• [TASK DETAILS] Reproduce word for word the part of the passage on Elle McNicoll that begins at the words "Elle McNicoll (born" and ends after the words "the Adult Market.".

Elle McNicoll (born October 5, 1992) is a Scottish children's writer.

McNicoll's  debut novel, A Kind of Spark (2020) follows the efforts of an autistic eleven-year-old girl, Addie, to establish a memorial to the witch trials in her Scottish hometown. McNicoll is autistic herself. The book was children's book of the week in The Times and The Sunday Times, and won both the Overall and Younger Fiction prizes at the 2021 Waterstones Children's Book Prize. It also won the Blue Peter Book Award for Best Story, voted for by children. McNicoll was also nominated for the Branford Boase Award  and was nominated for the Carnegie Medal. McNicoll's debut was also named Overall Book of the Year by Blackwell's , beating titles in the Adult Market.

• [DATA ENTRIES]
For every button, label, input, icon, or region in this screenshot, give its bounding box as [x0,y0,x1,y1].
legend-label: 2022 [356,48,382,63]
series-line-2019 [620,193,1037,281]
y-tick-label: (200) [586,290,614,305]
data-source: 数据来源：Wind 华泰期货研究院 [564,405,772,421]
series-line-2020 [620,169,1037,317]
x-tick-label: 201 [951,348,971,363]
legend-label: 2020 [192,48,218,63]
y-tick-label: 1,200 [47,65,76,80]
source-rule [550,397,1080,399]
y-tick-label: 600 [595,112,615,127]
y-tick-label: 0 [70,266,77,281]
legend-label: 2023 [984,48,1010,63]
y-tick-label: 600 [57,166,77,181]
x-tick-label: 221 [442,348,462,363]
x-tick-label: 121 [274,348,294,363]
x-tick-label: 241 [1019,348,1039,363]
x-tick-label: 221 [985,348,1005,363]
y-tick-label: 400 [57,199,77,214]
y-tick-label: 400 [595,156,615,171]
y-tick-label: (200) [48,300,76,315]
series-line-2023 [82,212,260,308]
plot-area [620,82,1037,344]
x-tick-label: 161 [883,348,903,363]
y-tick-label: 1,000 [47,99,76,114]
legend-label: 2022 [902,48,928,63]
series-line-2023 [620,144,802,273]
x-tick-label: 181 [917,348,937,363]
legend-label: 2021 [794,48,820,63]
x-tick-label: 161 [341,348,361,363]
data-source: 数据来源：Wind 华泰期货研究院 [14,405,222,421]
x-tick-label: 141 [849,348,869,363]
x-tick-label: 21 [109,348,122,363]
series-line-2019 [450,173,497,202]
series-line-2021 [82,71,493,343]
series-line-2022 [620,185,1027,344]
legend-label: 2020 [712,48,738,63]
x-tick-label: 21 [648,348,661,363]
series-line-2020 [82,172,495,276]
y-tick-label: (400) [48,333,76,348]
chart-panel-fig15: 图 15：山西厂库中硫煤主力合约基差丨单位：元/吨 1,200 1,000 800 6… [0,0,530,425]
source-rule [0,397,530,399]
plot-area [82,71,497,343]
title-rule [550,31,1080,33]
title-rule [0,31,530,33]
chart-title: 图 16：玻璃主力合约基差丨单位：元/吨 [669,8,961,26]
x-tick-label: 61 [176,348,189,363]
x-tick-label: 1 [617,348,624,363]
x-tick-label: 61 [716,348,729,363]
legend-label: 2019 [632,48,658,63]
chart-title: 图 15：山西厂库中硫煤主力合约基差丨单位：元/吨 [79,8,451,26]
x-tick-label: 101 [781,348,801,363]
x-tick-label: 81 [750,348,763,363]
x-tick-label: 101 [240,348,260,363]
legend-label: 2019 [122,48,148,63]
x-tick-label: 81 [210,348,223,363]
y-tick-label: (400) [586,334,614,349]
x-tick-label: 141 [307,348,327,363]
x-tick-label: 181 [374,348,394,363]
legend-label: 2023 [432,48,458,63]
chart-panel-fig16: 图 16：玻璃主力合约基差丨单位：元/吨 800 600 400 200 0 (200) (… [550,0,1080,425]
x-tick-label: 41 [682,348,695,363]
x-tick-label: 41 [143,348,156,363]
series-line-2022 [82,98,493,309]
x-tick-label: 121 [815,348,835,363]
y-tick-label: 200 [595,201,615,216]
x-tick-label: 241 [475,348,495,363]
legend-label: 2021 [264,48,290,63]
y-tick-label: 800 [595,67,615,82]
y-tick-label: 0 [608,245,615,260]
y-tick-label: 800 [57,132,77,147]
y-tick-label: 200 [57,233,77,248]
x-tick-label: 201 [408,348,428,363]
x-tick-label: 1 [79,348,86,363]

• [RESPONSE TO THE TASK]
Elle McNicoll (born October 5, 1992) is a Scottish children's writer.

McNicoll's  debut novel, A Kind of Spark (2020) follows the efforts of an autistic eleven-year-old girl, Addie, to establish a memorial to the witch trials in her Scottish hometown. McNicoll is autistic herself. The book was children's book of the week in The Times and The Sunday Times, and won both the Overall and Younger Fiction prizes at the 2021 Waterstones Children's Book Prize. It also won the Blue Peter Book Award for Best Story, voted for by children. McNicoll was also nominated for the Branford Boase Award  and was nominated for the Carnegie Medal. McNicoll's debut was also named Overall Book of the Year by Blackwell's , beating titles in the Adult Market.